**RECORDS PROVIDED**
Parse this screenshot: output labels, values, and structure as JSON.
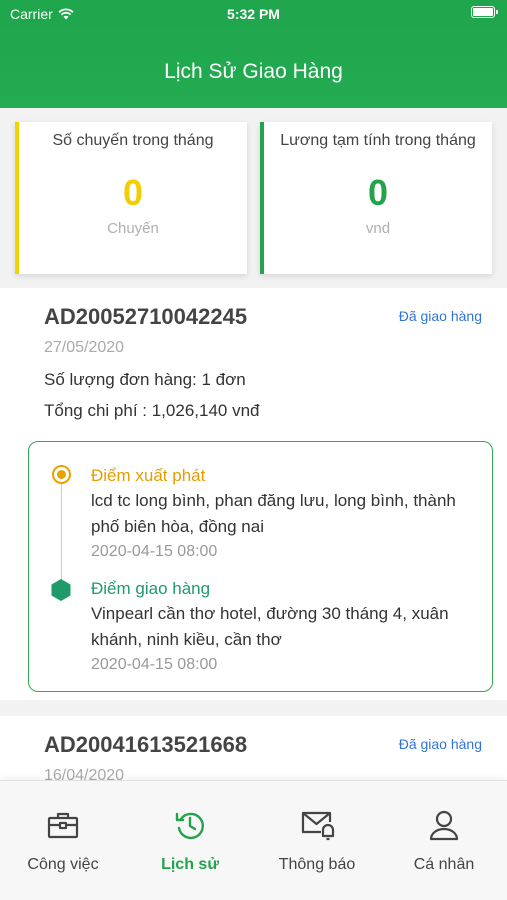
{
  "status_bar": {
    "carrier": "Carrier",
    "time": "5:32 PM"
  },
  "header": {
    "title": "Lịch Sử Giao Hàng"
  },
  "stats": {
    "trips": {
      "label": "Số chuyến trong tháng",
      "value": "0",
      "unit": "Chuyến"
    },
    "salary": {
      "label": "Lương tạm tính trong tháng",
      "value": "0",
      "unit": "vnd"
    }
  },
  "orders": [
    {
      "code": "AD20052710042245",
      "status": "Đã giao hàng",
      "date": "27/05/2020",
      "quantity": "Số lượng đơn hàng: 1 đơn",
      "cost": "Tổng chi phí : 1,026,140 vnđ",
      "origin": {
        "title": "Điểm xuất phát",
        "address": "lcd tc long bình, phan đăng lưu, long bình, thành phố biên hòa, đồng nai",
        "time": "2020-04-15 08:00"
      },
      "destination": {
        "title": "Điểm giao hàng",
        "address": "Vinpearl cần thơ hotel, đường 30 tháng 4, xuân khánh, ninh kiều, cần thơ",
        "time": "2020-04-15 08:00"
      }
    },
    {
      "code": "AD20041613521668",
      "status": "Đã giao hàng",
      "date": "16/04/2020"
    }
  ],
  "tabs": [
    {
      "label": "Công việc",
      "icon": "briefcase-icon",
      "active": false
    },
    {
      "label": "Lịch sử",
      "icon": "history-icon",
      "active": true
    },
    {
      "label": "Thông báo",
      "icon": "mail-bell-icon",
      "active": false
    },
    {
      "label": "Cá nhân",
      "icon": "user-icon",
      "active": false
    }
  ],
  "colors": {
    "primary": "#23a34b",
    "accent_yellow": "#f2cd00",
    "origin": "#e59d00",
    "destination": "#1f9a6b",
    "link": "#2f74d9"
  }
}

**DO THIS**
Exclude the pictures, and transcribe all of the material exactly.

**OUTPUT OF THE EXERCISE**
Parse this screenshot: output labels, values, and structure as JSON.
{
  "status_bar": {
    "carrier": "Carrier",
    "time": "5:32 PM"
  },
  "header": {
    "title": "Lịch Sử Giao Hàng"
  },
  "stats": {
    "trips": {
      "label": "Số chuyến trong tháng",
      "value": "0",
      "unit": "Chuyến"
    },
    "salary": {
      "label": "Lương tạm tính trong tháng",
      "value": "0",
      "unit": "vnd"
    }
  },
  "orders": [
    {
      "code": "AD20052710042245",
      "status": "Đã giao hàng",
      "date": "27/05/2020",
      "quantity": "Số lượng đơn hàng: 1 đơn",
      "cost": "Tổng chi phí : 1,026,140 vnđ",
      "origin": {
        "title": "Điểm xuất phát",
        "address": "lcd tc long bình, phan đăng lưu, long bình, thành phố biên hòa, đồng nai",
        "time": "2020-04-15 08:00"
      },
      "destination": {
        "title": "Điểm giao hàng",
        "address": "Vinpearl cần thơ hotel, đường 30 tháng 4, xuân khánh, ninh kiều, cần thơ",
        "time": "2020-04-15 08:00"
      }
    },
    {
      "code": "AD20041613521668",
      "status": "Đã giao hàng",
      "date": "16/04/2020"
    }
  ],
  "tabs": [
    {
      "label": "Công việc",
      "icon": "briefcase-icon",
      "active": false
    },
    {
      "label": "Lịch sử",
      "icon": "history-icon",
      "active": true
    },
    {
      "label": "Thông báo",
      "icon": "mail-bell-icon",
      "active": false
    },
    {
      "label": "Cá nhân",
      "icon": "user-icon",
      "active": false
    }
  ],
  "colors": {
    "primary": "#23a34b",
    "accent_yellow": "#f2cd00",
    "origin": "#e59d00",
    "destination": "#1f9a6b",
    "link": "#2f74d9"
  }
}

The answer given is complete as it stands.